Consegna –
Rispondi alle domande seguenti in base al brano sulla diffamazione a mezzo stampa.
1. Chi è il primo firmatario della proposta presentata al Senato?
2. A quali testate viene esteso l'ambito di applicazione della legge sulla stampa?
3. Quali sono il minimo e il massimo della multa se la diffamazione a mezzo stampa è commessa con attribuzione di fatto determinato?

::: Brano scelto

Che cosa accadrà in questa legislatura e di che cosa avremmo bisogno? Quali misure dovremmo adottare per soddisfare le richieste dell’UNESCO?
Accadrà che verranno ripresentati i disegni di legge delle ultime legislature. Anzi, almeno due proposte sono state già presentate: una al Senato (primo firmatario Walter Verini del PD) e l’altra alla Camera (primo firmatario Pietro Pittalis di Forza Italia). Di quest’ultima proposta non è ancora disponibile il testo. Abbiamo invece quella del senatore Verini. Può risultare interessante analizzarla, anche se in modo sintetico, perché l’articolato ripercorre e riproduce le stesse scelte operate nei disegni di legge delle passate legislature intorno ai quali si era coagulata la convergenza di forze politiche di maggioranza e opposizione. Insomma, qual è l’orientamento, quale la direzione di marcia. Cosa c’è e che cosa manca?
In sintesi:
- L’ambito di applicazione della legge sulla stampa viene esteso alle testate telematiche registrate.
- La reclusione prevista dal Codice penale viene sostituita dalla multa fino a 10mila euro. Se il reato di diffamazione a mezzo stampa è commesso con attribuzione di fatto determinato la multa è di 10mila euro nel suo minimo e di 50mila nel suo massimo. Si tratta di cifre altissime se rapportate all’editoria italiana nel suo complesso (che è molto di più dei due o tre grandi gruppi). Sono somme in grado di far chiudere testate medio-piccole. Per questo qualcuno dice “meglio la galera che queste multe”. La verità è che si continua a tenere in poco o alcun conto il principio giuridico sul quale insistono la Corte europea dei diritti umani e l’UNESCO: le pene e le sanzioni pecuniarie devono essere proporzionali alla condizione economia del giornalista.

::::::
::: Voci dei dati

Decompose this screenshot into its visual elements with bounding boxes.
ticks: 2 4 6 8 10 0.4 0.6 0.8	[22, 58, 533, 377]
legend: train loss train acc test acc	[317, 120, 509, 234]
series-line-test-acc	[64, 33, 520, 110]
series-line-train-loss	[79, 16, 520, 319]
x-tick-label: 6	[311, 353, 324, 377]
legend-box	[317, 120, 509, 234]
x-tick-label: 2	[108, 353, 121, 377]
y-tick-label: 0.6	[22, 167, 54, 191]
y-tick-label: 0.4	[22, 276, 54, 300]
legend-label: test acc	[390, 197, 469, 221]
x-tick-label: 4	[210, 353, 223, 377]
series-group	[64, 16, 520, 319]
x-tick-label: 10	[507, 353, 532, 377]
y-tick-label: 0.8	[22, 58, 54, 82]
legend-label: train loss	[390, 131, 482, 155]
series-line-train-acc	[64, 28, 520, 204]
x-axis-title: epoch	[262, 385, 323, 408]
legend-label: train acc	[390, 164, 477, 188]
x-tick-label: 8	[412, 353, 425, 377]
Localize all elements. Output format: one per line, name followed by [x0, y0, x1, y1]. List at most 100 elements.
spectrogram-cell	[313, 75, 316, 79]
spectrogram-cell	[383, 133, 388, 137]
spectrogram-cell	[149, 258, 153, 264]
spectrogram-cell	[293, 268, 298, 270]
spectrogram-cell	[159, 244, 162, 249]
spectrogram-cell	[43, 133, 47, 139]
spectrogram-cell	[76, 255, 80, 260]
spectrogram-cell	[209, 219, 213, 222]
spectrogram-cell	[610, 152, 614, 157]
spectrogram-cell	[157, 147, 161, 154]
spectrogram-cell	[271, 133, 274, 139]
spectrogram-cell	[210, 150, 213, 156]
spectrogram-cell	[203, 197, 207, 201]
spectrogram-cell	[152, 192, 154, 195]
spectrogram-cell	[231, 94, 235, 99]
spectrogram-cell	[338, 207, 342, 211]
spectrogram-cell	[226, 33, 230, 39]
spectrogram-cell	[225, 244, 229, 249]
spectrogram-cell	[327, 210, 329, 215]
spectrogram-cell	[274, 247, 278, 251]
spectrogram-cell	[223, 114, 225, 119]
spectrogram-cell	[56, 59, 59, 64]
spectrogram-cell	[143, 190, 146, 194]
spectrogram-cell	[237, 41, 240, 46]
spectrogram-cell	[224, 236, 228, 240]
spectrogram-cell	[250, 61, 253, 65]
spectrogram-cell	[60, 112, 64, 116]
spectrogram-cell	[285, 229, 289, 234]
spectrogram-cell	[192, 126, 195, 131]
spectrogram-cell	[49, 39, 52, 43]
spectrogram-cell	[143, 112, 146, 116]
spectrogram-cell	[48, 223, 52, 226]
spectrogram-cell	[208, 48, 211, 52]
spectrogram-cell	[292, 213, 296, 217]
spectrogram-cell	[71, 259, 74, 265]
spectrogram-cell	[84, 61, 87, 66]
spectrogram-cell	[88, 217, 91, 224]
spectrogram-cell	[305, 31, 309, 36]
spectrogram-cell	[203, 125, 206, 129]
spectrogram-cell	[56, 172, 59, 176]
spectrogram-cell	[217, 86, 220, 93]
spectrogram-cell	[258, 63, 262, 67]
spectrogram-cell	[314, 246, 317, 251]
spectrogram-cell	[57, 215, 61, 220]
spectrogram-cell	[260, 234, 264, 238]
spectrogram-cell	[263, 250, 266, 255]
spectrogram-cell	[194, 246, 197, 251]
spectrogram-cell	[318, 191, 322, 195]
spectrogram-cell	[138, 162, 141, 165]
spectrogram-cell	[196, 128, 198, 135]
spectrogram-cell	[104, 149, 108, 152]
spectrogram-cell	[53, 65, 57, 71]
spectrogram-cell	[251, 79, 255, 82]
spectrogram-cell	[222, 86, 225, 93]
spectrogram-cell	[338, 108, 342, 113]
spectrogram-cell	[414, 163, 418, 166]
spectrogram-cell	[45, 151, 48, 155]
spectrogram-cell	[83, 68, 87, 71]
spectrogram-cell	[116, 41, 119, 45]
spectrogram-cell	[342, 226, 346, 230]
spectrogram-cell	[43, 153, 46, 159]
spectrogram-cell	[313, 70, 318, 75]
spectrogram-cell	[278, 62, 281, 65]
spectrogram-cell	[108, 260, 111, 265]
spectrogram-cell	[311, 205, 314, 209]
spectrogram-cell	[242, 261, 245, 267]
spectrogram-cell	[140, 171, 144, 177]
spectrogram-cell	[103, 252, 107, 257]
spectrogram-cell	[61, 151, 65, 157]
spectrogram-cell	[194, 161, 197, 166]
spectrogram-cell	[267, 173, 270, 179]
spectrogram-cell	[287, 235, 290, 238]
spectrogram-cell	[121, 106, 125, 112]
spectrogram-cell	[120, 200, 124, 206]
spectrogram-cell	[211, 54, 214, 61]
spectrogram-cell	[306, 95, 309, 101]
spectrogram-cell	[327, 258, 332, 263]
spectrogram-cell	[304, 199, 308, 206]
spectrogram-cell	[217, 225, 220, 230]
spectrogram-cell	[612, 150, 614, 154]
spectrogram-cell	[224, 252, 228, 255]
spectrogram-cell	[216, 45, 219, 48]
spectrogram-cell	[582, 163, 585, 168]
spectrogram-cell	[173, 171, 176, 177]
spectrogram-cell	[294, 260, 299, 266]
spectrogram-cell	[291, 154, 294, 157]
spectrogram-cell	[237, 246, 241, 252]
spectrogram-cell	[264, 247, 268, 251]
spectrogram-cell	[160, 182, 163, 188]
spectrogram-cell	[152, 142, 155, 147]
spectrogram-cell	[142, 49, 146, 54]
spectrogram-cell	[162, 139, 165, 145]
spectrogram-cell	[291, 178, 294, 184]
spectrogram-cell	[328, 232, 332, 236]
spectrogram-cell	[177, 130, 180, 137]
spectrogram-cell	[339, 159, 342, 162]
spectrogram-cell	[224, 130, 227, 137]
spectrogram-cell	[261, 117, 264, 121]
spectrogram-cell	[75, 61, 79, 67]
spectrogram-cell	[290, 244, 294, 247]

::::::

Soluzione –
1. Walter Verini del PD.
2. Alle testate telematiche registrate.
3. Il minimo è di 10mila euro e il massimo di 50mila euro.